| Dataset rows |
## Begin

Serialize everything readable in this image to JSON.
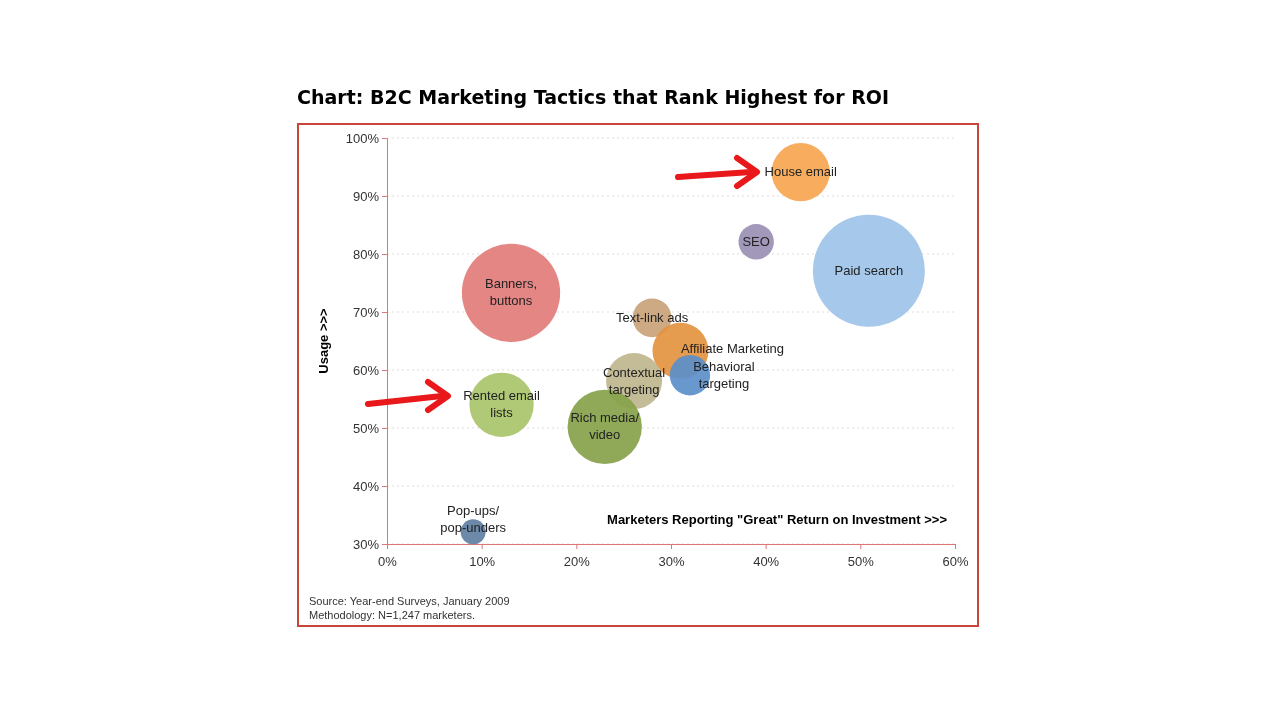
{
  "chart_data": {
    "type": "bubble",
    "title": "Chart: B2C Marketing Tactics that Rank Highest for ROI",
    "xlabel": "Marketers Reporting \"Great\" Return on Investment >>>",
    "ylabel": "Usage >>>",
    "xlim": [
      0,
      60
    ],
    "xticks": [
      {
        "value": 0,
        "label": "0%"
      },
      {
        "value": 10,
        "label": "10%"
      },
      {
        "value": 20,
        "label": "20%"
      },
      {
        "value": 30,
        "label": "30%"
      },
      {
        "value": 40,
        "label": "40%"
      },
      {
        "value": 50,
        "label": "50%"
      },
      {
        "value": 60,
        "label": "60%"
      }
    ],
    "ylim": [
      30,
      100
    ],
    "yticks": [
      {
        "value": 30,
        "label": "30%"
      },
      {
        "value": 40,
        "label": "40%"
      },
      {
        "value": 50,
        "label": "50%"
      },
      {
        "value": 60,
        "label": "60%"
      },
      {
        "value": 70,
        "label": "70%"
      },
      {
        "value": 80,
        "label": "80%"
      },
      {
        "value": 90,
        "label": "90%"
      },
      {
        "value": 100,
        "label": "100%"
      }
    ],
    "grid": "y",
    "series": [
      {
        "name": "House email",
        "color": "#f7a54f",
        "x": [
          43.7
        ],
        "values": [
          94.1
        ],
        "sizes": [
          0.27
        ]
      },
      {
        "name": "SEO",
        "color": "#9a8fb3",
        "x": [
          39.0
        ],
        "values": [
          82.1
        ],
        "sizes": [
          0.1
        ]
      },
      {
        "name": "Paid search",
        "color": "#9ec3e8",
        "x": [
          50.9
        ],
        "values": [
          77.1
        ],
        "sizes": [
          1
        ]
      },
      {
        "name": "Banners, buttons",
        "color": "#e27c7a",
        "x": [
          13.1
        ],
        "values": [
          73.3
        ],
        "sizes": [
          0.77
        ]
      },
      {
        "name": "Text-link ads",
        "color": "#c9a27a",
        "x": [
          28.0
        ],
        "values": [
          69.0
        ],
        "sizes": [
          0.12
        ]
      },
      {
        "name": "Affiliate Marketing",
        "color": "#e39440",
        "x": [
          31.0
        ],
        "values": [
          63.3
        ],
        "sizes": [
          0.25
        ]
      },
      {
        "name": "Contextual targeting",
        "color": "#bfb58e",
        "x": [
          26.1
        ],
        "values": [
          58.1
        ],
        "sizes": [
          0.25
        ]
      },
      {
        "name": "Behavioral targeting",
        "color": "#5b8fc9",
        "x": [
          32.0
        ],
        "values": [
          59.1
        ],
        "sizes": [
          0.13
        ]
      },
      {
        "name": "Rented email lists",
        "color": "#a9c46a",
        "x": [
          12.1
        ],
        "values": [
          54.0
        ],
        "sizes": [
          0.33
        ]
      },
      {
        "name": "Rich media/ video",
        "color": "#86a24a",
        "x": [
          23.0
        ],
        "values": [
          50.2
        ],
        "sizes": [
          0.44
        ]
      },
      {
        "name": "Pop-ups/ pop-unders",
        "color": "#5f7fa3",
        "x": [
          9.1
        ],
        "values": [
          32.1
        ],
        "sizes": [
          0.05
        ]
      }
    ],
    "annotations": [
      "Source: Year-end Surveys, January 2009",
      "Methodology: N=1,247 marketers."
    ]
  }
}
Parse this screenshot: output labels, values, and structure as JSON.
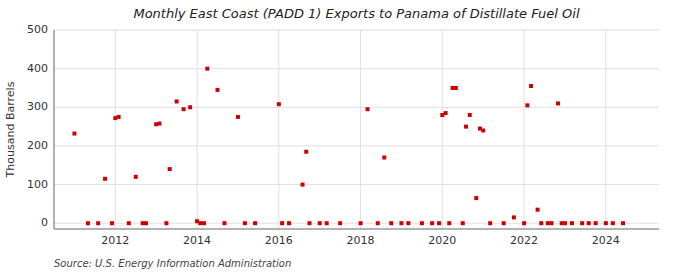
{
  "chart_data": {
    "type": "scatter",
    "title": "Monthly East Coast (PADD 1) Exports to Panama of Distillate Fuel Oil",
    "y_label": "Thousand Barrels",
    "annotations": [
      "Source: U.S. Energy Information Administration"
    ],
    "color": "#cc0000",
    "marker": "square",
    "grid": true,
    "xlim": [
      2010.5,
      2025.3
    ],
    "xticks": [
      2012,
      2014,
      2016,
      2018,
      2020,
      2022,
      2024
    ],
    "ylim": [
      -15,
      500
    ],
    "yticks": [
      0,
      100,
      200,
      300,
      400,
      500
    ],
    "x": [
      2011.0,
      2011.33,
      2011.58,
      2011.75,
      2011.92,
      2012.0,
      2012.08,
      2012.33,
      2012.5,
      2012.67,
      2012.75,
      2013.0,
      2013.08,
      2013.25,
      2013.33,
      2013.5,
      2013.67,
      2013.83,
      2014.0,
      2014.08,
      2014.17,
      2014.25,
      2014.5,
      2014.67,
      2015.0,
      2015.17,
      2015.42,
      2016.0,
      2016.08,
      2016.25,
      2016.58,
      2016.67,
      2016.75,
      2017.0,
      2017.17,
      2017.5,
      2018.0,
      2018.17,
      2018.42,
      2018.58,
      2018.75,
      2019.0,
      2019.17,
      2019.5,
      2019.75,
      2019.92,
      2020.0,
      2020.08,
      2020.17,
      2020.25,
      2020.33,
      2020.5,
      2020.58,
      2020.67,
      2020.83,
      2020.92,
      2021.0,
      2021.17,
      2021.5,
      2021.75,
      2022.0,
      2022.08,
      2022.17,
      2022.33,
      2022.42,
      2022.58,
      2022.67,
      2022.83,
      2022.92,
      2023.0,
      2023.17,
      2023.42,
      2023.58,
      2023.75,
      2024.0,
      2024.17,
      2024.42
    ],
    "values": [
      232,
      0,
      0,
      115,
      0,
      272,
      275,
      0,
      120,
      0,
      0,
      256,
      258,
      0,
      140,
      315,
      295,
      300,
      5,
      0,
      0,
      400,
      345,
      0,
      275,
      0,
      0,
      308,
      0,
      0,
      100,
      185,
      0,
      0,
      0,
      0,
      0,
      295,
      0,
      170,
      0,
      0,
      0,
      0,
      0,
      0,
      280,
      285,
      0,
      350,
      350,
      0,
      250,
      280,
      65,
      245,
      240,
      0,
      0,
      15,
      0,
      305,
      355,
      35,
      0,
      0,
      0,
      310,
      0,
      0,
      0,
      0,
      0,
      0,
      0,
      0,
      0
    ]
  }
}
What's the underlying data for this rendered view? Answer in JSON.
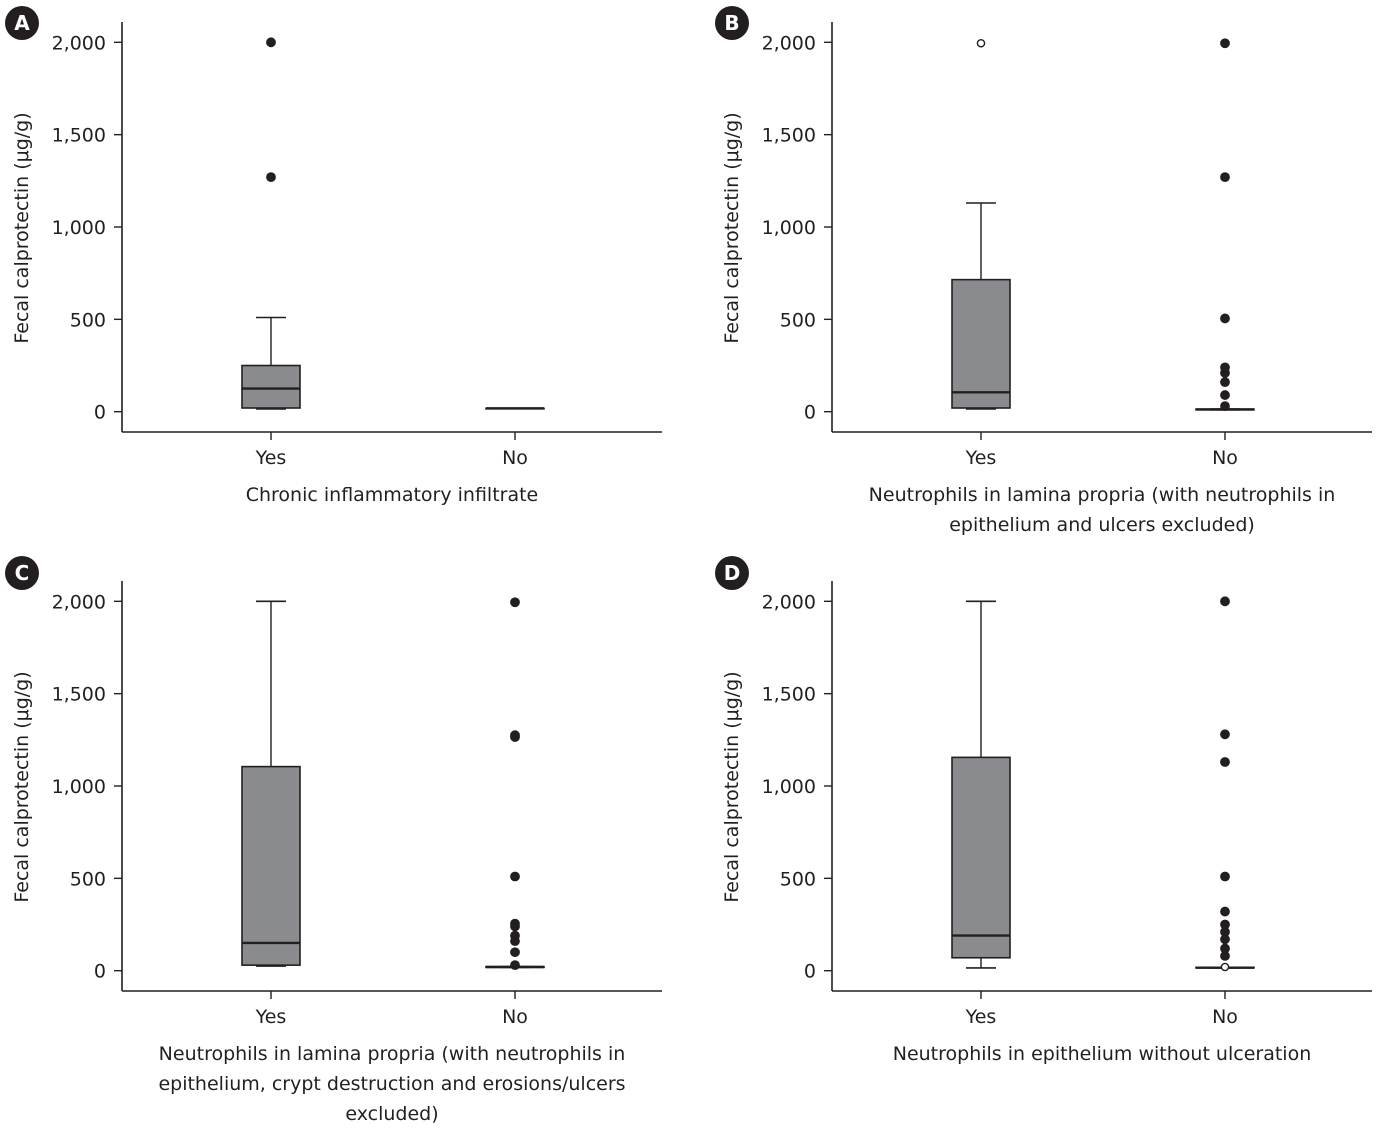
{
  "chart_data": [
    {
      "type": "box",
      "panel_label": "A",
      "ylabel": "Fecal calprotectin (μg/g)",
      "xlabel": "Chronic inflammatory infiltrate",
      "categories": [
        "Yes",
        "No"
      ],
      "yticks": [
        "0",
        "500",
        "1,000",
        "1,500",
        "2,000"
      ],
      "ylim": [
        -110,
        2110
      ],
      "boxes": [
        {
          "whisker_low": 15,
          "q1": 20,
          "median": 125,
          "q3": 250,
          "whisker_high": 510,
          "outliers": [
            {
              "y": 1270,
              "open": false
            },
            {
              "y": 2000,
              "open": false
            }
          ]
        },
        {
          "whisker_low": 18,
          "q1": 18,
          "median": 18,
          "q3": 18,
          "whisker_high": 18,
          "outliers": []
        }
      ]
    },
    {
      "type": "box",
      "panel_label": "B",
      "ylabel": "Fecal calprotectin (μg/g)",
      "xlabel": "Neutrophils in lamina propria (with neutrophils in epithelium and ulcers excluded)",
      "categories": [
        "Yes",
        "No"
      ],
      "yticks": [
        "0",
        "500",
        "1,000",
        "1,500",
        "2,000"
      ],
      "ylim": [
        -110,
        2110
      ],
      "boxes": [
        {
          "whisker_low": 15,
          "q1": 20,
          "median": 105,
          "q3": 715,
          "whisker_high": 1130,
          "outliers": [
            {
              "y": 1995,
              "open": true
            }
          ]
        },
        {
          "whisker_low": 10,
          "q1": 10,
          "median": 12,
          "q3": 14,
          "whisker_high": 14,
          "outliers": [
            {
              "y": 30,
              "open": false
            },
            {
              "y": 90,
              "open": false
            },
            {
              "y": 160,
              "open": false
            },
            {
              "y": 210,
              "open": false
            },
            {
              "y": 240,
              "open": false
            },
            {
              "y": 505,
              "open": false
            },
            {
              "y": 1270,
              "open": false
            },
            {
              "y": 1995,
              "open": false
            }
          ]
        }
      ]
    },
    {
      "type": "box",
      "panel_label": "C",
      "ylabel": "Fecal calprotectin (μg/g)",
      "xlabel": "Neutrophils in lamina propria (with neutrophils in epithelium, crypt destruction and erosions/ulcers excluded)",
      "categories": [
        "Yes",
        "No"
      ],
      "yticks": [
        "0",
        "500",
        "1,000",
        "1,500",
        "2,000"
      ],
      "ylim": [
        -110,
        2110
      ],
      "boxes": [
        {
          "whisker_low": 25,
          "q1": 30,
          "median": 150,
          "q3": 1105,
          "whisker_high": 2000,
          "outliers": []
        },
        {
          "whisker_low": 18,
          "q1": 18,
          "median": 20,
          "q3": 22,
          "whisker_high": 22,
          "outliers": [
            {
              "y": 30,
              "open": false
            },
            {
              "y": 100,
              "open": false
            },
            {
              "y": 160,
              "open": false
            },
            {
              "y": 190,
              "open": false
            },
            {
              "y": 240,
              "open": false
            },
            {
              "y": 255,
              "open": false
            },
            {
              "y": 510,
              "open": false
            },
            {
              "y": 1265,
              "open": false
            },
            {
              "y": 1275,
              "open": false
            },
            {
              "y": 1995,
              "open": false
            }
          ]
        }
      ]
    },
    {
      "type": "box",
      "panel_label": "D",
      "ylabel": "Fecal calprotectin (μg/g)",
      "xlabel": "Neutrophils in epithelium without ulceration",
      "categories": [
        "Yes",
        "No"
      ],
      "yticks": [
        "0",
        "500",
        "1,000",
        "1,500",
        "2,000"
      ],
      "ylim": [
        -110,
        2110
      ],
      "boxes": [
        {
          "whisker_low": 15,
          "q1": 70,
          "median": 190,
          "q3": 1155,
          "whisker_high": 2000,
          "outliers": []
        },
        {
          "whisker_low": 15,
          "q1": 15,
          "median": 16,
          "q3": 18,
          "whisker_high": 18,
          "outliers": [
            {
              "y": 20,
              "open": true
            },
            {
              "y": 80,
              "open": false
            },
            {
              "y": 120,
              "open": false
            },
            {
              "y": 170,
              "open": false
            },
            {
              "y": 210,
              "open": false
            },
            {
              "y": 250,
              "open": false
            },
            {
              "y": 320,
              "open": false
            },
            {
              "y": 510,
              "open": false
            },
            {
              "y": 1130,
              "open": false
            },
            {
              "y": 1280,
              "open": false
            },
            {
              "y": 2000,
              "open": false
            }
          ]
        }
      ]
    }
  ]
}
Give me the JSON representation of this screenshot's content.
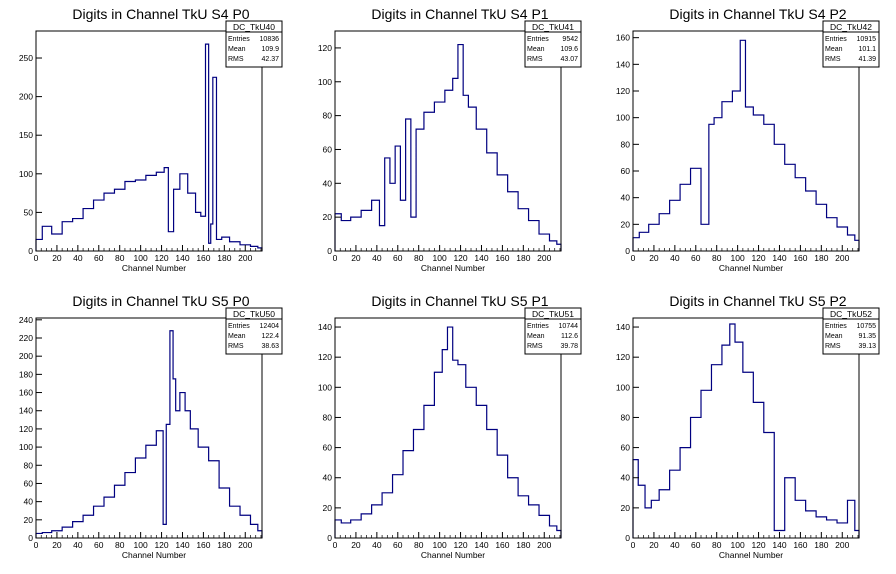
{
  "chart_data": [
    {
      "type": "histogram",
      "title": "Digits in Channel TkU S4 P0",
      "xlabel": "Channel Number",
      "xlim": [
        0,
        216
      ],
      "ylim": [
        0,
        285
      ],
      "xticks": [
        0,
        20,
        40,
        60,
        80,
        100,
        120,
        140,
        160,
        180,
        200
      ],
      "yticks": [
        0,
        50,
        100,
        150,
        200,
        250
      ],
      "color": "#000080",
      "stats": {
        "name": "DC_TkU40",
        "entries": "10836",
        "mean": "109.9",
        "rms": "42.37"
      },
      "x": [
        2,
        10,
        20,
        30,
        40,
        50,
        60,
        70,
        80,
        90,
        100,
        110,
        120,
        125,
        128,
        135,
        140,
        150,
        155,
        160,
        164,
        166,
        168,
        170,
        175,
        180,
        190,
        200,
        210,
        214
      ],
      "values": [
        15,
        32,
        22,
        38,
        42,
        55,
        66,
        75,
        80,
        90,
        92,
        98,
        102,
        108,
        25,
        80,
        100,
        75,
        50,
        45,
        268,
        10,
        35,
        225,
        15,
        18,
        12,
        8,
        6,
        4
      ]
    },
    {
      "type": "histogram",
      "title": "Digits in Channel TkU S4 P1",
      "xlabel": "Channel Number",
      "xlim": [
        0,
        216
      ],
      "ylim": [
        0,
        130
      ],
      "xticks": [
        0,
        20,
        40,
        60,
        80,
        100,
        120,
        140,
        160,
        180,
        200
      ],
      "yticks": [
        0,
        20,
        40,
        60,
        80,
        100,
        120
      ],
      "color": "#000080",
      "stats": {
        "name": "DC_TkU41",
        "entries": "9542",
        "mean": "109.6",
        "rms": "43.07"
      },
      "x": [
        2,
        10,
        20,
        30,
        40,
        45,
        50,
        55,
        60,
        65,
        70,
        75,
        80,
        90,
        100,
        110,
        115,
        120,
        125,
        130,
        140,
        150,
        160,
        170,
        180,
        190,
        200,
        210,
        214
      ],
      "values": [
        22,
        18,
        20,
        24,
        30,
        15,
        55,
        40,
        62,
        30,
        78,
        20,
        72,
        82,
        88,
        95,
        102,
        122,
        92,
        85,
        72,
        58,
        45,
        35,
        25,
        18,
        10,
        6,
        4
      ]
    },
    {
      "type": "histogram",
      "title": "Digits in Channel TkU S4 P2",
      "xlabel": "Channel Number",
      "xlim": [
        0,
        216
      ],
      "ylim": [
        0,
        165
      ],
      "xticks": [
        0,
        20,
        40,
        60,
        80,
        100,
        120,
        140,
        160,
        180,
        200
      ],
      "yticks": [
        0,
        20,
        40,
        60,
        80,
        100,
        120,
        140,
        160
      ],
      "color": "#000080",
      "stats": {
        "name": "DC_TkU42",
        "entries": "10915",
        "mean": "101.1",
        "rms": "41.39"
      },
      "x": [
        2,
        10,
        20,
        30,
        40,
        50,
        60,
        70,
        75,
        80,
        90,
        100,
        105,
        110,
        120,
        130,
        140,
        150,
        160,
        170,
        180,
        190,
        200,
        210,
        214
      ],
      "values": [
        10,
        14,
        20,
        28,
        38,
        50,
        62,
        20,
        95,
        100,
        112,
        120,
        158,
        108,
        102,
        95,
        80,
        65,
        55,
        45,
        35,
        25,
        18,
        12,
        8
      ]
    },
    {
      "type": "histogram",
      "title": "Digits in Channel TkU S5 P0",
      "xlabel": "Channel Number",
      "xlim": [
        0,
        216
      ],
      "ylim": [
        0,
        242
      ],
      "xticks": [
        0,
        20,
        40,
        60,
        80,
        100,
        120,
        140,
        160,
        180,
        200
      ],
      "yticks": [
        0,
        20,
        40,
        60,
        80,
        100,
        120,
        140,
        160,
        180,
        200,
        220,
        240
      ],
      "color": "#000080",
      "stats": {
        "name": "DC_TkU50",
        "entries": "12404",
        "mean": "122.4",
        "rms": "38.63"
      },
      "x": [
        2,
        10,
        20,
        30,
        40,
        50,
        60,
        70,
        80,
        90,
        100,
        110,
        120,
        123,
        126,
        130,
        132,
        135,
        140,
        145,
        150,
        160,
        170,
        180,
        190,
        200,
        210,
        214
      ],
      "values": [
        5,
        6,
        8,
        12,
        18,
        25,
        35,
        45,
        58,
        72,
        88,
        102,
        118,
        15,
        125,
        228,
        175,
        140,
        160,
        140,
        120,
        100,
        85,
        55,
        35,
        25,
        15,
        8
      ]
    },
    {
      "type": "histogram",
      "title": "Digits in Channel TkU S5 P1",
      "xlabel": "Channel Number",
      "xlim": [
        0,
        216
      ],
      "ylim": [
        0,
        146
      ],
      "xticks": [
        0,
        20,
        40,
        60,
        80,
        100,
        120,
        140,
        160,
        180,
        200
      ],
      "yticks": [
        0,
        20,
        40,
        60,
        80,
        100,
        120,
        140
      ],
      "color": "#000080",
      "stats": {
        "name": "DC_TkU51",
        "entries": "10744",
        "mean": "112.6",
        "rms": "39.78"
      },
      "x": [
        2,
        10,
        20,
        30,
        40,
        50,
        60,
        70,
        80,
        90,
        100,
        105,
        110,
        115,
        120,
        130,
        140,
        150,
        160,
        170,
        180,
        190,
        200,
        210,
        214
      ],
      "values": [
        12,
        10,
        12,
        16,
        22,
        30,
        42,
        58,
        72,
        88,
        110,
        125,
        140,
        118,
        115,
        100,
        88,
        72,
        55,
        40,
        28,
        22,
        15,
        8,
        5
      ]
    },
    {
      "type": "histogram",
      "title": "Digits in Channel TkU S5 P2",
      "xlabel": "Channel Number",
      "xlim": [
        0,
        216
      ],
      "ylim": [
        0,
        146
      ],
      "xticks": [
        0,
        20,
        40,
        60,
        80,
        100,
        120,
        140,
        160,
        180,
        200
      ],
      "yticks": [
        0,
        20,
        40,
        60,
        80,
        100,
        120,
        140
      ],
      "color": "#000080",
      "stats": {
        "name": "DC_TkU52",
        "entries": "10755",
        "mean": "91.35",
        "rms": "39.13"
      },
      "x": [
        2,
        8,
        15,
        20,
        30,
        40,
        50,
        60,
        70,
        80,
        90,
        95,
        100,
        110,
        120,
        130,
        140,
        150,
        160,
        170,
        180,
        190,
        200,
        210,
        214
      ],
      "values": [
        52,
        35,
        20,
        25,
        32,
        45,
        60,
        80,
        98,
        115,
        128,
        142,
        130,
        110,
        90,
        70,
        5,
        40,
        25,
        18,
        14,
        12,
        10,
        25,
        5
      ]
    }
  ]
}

## End

| DIRECTIONS |
Return only the count of lines in the records that hold the word "screenshot".

| PROBLEM SOLUTION |
2